_Excerto do texto_
══════════
A génese do actual Tribunal de Justiça das Comunidades Europeias encontra-se no Tribunal de Justiça da Comunidade Europeia do Carvão e do Aço, instituído em 1951 como primeira organização europeia de integração regional e à qual se juntariam, em 1957, a Comunidade Económica Europeia (que em 1992, com o Tratado de Maastricht, será designada simplesmente Comunidade Europeia) e a Comunidade Europeia de Energia Atómica. A partir de 1958, o Tribunal de Justiça passa a ser uma das quatro instituições (viriam a ser cinco com o referido Tratado de Maastricht que lhes adicionaria o Tribunal de Contas) comuns às três Comunidades (as demais eram o Parlamento Europeu, o Conselho e a Comissão), desempenhando em relação a todas elas a mesma missão de garantir o respeito do direito na interpretação e aplicação dos Tratados (CECA, CEE e CEEA).
══════════
_Linhas_
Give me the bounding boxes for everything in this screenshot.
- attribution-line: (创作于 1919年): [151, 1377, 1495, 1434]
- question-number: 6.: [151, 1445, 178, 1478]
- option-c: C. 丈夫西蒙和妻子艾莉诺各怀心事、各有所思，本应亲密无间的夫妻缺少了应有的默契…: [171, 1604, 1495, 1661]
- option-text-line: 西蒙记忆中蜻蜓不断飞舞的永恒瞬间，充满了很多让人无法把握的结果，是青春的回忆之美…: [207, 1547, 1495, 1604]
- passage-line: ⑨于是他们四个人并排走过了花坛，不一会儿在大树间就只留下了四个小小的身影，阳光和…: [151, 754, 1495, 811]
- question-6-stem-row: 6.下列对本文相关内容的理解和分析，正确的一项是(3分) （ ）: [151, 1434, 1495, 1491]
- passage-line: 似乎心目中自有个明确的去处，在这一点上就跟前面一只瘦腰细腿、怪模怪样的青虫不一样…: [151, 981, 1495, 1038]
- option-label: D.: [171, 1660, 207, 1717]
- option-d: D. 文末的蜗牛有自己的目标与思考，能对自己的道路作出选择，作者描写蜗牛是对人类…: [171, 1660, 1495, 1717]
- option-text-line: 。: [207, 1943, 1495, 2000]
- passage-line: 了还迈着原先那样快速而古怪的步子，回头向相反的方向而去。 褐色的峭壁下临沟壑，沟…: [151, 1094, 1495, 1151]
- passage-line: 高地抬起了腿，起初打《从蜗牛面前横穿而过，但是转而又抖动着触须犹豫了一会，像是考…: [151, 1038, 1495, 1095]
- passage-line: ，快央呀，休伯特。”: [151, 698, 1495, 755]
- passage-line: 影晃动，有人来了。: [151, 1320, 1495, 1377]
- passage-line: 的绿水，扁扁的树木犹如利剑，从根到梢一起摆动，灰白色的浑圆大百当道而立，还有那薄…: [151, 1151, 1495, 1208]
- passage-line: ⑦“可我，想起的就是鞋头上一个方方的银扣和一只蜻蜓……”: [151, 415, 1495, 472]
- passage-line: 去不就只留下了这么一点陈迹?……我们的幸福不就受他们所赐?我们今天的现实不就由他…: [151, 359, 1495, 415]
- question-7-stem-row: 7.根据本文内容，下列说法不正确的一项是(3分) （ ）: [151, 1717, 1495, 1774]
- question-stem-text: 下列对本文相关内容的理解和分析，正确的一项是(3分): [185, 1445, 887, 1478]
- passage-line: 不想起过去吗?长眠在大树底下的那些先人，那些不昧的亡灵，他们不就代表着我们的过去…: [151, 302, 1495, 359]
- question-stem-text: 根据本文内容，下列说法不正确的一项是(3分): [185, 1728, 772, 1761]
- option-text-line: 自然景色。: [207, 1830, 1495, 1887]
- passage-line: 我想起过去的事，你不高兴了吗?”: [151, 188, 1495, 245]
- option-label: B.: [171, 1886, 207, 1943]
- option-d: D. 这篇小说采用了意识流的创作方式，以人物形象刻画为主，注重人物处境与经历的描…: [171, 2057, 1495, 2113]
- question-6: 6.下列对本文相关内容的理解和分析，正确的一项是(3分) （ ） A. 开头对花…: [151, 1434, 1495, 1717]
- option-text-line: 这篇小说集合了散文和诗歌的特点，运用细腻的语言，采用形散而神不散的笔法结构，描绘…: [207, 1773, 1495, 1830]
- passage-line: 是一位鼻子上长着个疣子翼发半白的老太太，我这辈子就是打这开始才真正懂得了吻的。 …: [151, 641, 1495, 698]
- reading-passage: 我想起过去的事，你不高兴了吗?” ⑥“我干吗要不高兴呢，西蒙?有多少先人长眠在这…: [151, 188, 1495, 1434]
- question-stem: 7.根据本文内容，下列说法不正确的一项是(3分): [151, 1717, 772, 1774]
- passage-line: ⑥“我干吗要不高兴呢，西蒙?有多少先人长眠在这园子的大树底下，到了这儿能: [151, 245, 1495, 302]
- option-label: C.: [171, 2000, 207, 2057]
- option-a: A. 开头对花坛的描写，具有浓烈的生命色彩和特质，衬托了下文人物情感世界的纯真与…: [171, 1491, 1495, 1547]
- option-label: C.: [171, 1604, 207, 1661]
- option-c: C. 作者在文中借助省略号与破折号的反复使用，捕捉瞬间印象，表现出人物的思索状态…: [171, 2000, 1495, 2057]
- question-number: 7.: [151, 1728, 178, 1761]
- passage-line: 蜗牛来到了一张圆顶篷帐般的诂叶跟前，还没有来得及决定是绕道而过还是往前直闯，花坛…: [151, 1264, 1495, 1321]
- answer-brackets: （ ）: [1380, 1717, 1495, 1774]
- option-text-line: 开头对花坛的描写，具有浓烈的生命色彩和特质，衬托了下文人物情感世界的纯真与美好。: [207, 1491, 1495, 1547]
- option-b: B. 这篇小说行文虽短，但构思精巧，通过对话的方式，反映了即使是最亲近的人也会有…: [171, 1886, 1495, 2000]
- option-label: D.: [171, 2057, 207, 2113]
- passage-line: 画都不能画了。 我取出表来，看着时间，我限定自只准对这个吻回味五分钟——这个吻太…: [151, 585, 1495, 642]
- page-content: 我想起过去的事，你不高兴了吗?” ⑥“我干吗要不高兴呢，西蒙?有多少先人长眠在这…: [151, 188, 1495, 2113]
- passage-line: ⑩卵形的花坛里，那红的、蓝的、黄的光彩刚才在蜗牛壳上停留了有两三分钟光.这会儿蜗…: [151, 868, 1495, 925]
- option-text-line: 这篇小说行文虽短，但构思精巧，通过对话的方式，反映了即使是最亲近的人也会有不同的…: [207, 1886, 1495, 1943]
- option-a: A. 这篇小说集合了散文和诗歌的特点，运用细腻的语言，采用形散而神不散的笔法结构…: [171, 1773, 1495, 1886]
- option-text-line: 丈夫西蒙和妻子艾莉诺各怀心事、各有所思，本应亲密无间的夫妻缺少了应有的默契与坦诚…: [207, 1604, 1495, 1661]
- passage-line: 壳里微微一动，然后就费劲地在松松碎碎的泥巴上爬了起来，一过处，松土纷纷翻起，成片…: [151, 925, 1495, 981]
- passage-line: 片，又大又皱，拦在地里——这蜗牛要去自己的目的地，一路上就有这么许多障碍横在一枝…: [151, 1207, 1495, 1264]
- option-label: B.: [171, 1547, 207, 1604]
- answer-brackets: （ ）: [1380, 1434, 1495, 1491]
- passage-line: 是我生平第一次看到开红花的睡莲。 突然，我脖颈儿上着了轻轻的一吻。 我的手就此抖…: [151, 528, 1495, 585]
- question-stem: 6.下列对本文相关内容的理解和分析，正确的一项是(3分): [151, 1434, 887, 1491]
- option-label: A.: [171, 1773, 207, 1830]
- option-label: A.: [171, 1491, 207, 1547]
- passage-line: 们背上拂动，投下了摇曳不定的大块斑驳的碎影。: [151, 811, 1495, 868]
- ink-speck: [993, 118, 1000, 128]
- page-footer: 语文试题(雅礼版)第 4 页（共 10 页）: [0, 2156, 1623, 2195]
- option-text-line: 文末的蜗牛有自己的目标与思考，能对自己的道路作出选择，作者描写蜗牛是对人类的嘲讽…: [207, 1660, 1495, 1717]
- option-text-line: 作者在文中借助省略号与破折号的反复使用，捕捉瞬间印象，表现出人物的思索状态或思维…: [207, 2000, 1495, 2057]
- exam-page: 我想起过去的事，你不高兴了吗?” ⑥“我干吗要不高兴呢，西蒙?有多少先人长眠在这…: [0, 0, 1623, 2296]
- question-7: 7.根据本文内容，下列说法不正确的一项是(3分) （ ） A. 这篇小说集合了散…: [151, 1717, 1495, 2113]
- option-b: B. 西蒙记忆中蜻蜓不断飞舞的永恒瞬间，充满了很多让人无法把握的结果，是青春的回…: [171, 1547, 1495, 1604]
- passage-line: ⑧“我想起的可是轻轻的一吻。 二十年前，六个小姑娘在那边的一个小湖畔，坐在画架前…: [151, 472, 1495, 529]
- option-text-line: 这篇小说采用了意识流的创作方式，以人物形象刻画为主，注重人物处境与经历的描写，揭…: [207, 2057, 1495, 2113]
══════════
_Problema breve A_
Copie do texto sobre o Tribunal de Justiça o trecho que começa em "A génese do" e termina em "CEE e CEEA).".
_Problema breve B_
Responda, com base no texto sobre o Tribunal de Justiça:
(i) Em que ano foi instituída a Comunidade Europeia do Carvão e do Aço?
(ii) Que instituição o Tratado de Maastricht adicionou às instituições comuns às três Comunidades?
(iii) Além do Tribunal de Justiça, quais eram as outras instituições comuns a partir de 1958?
_Problema breve C_
Retome o texto sobre a génese do Tribunal de Justiça a partir do ponto em que termina.

_Resultado do exercício A_
A génese do actual Tribunal de Justiça das Comunidades Europeias encontra-se no Tribunal de Justiça da Comunidade Europeia do Carvão e do Aço, instituído em 1951 como primeira organização europeia de integração regional e à qual se juntariam, em 1957, a Comunidade Económica Europeia (que em 1992, com o Tratado de Maastricht, será designada simplesmente Comunidade Europeia) e a Comunidade Europeia de Energia Atómica. A partir de 1958, o Tribunal de Justiça passa a ser uma das quatro instituições (viriam a ser cinco com o referido Tratado de Maastricht que lhes adicionaria o Tribunal de Contas) comuns às três Comunidades (as demais eram o Parlamento Europeu, o Conselho e a Comissão), desempenhando em relação a todas elas a mesma missão de garantir o respeito do direito na interpretação e aplicação dos Tratados (CECA, CEE e CEEA).

_Resultado do exercício B_
(i) Em 1951.
(ii) O Tribunal de Contas.
(iii) O Parlamento Europeu, o Conselho e a Comissão.

_Resultado do exercício C_
Mais tarde, com a criação da União Europeia pelo Tratado de Maastricht, o Tribunal de Justiça começaria igualmente a exercer as suas competências nalguns dos domínios (de forma que seria entretanto reforçada em 1997, com o Tratado de Amesterdão) cobertos pela cooperação no domínio da justiça e assuntos internos (a que sucederia, em 1997, no plano da União Europeia, a cooperação policial e judiciária em matéria penal), sem no entanto o fazer em relação à política externa e de segurança comum criada na mesma altura.

A criação do Tribunal aparece como justificada pela necessidade de dirimir os conflitos que se poderiam vir a suscitar entre as instituições e entre elas e os Estados, quer quanto à interpretação, quer quanto à aplicação dos tratados como do restante direito (direito derivado) criado em sua aplicação pelas outras Instituições. Mas espelha claramente a intenção de criar organizações em que o respeito pela regra de direito ocupa um lugar essencial, o que viria a ser mais tarde reconhecido pelo Tribunal ao declarar que os Tratados constituíam a “carta constitucional de base de comunidade de direito” (acórdão Les Verts,1986).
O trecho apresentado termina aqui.